§ Task details
Convert the listing below into a JSON list of strings, one string per line with blank lines omitted, and leave the pictures out.

§ Extracted material
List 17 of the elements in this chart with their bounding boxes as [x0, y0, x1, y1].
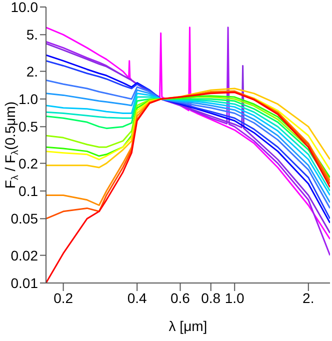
y-tick-label: 5.: [26, 26, 38, 43]
y-tick-label: 0.01: [10, 274, 38, 291]
x-axis-title: λ [μm]: [168, 318, 208, 334]
y-tick-label: 0.5: [18, 118, 38, 135]
y-tick-label: 1.0: [18, 90, 38, 107]
y-tick-label: 0.1: [18, 182, 38, 199]
y-tick-label: 0.05: [10, 210, 38, 227]
x-tick-label: 0.4: [127, 290, 148, 306]
y-tick-label: 0.2: [18, 155, 38, 172]
x-tick-label: 2.: [302, 290, 314, 306]
y-tick-label: 10.0: [10, 0, 38, 15]
x-tick-label: 1.0: [224, 290, 245, 306]
x-tick-label: 0.2: [54, 290, 74, 306]
x-tick-label: 0.8: [201, 290, 221, 306]
y-tick-label: 0.02: [10, 247, 38, 264]
y-tick-label: 2.: [26, 63, 38, 80]
x-tick-label: 0.6: [170, 290, 190, 306]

§ Answer for this exercise
[
  "List 17 of the elements in this chart with their bounding boxes as [x0, y0, x1, y1].",
  "y-tick-label: 5.: [26, 26, 38, 43]",
  "y-tick-label: 0.01: [10, 274, 38, 291]",
  "x-axis-title: λ [μm]: [168, 318, 208, 334]",
  "y-tick-label: 0.5: [18, 118, 38, 135]",
  "y-tick-label: 1.0: [18, 90, 38, 107]",
  "y-tick-label: 0.1: [18, 182, 38, 199]",
  "y-tick-label: 0.05: [10, 210, 38, 227]",
  "x-tick-label: 0.4: [127, 290, 148, 306]",
  "y-tick-label: 0.2: [18, 155, 38, 172]",
  "x-tick-label: 2.: [302, 290, 314, 306]",
  "y-tick-label: 10.0: [10, 0, 38, 15]",
  "x-tick-label: 1.0: [224, 290, 245, 306]",
  "x-tick-label: 0.2: [54, 290, 74, 306]",
  "x-tick-label: 0.8: [201, 290, 221, 306]",
  "y-tick-label: 0.02: [10, 247, 38, 264]",
  "y-tick-label: 2.: [26, 63, 38, 80]",
  "x-tick-label: 0.6: [170, 290, 190, 306]"
]